The Pittsburgh Press (April 14, 1944)
Roving Reporter
By Ernie Pyle
With 5th Army beachhead forces, Italy – (by wireless)
One night I stayed in an officers’ dugout with Maj. Asbury Lee of Clearfield, Pennsylvania, and Capt. Charles H. Hollis of Clemson, South Carolina.
Maj. Lee is commander of a tank battalion. His nickname is “Az,” and his father-in-law owns the “Lee-Hoffman’s Famous Foods” restaurant in Cresson, Pennsylvania. Maj. Lee has a boy named Asbury Lee IV and a baby named Robert E. Lee.
Capt. Hollis is Maj. Lee’s executive, and was a good friend of the late correspondent Ben Robertson, who came from his hometown.
It was very dark in the dugout when Capt. Hollis got up to start the fire in the stove next morning. He fumbled around on the dirt floor for papers to use as kindling, threw in a handful, and finally got the fire going.

» **DATA LINES**:
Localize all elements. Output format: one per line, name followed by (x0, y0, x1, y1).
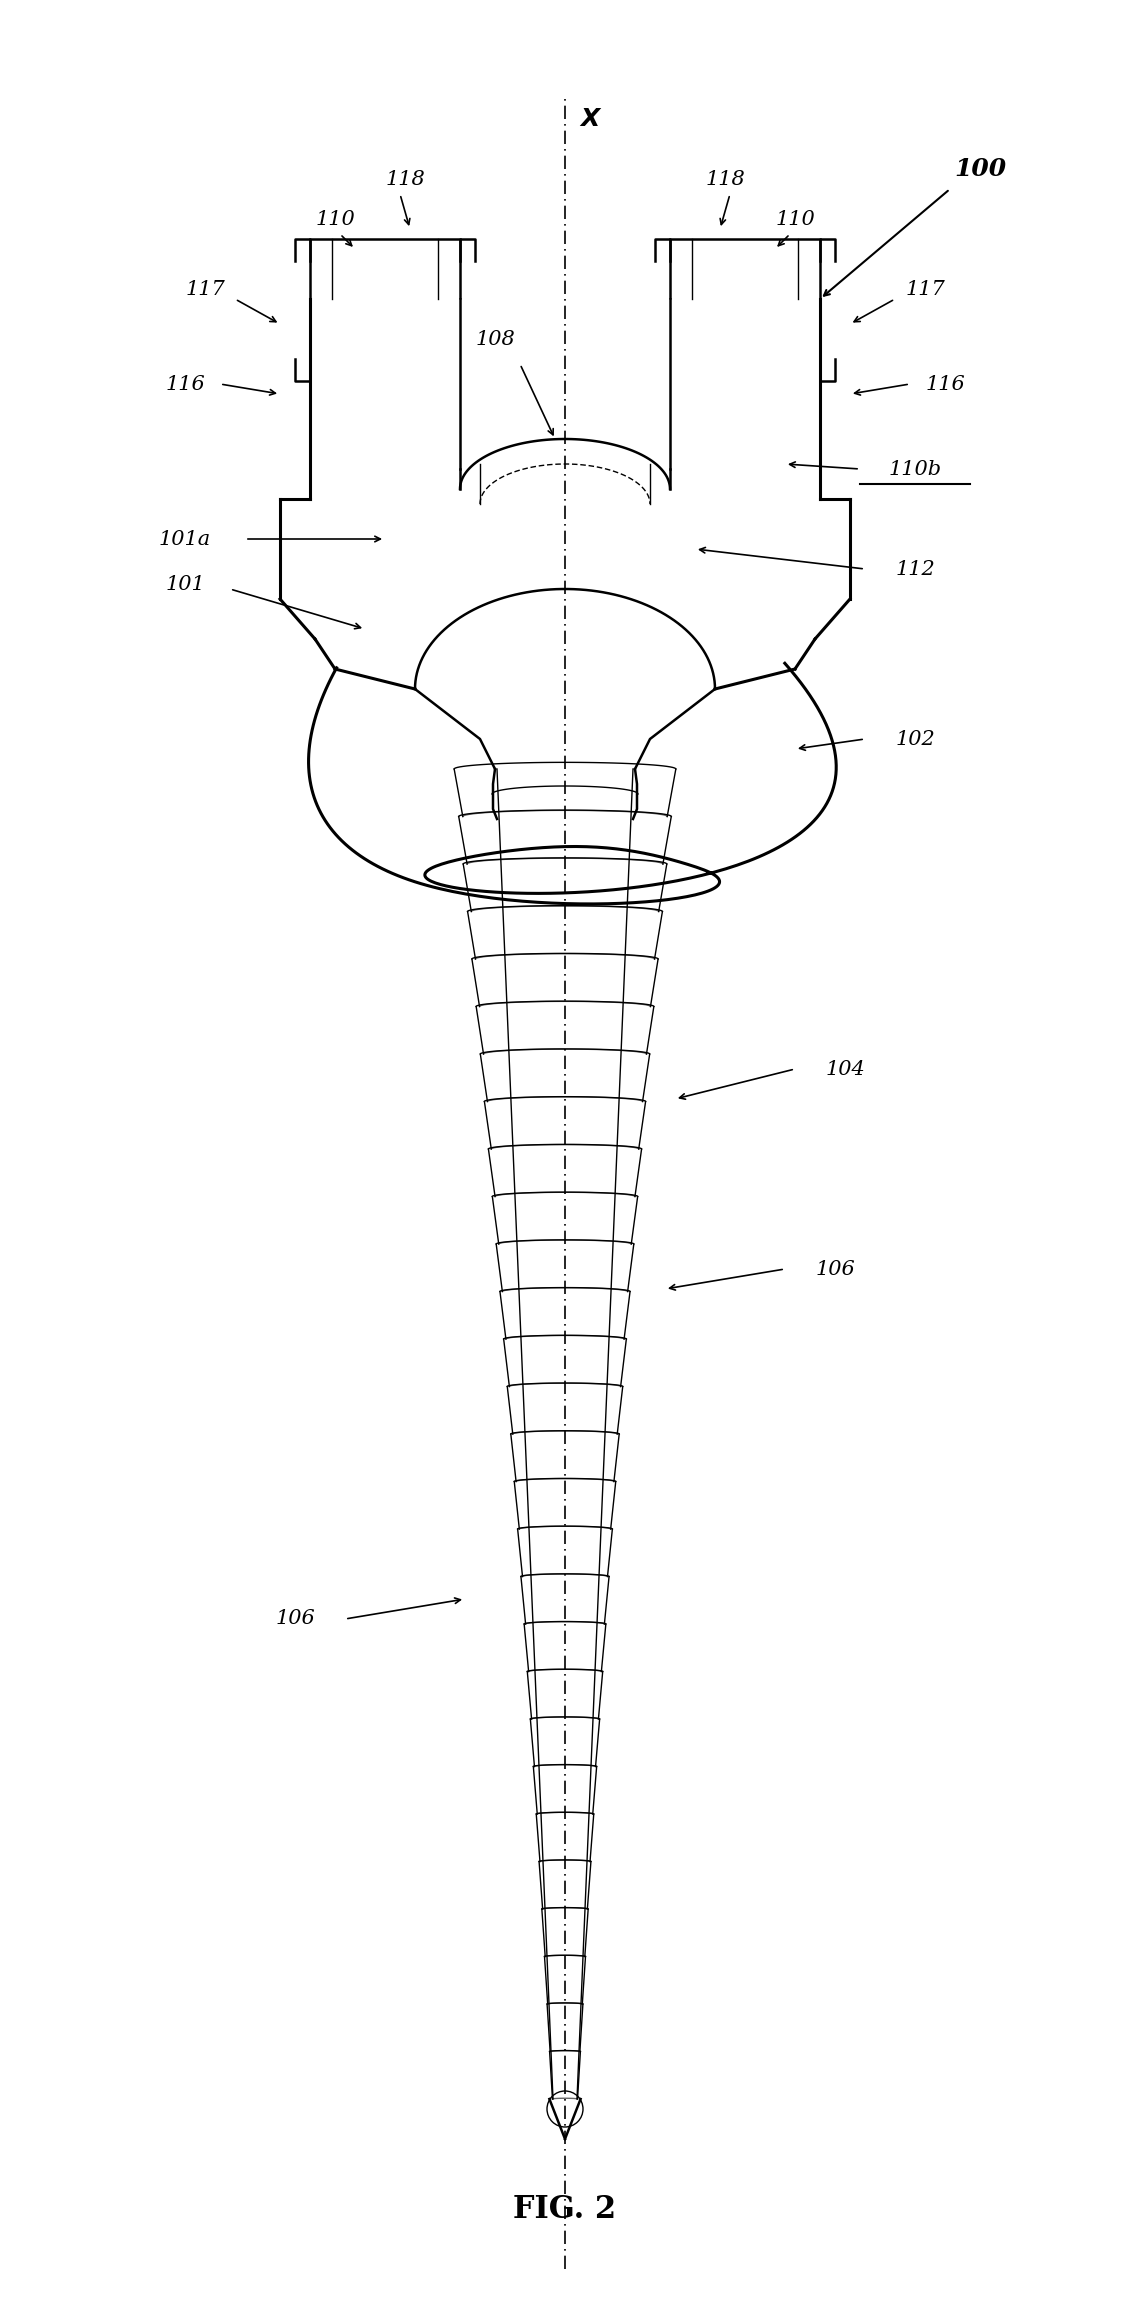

» **WORK TO DO**: Copy out the entire Roving Reporter column from The Pittsburgh Press word for word.

» **EXPECTED OUTPUT**:
The Pittsburgh Press (April 14, 1944)
Roving Reporter
By Ernie Pyle
With 5th Army beachhead forces, Italy – (by wireless)
One night I stayed in an officers’ dugout with Maj. Asbury Lee of Clearfield, Pennsylvania, and Capt. Charles H. Hollis of Clemson, South Carolina.
Maj. Lee is commander of a tank battalion. His nickname is “Az,” and his father-in-law owns the “Lee-Hoffman’s Famous Foods” restaurant in Cresson, Pennsylvania. Maj. Lee has a boy named Asbury Lee IV and a baby named Robert E. Lee.
Capt. Hollis is Maj. Lee’s executive, and was a good friend of the late correspondent Ben Robertson, who came from his hometown.
It was very dark in the dugout when Capt. Hollis got up to start the fire in the stove next morning. He fumbled around on the dirt floor for papers to use as kindling, threw in a handful, and finally got the fire going.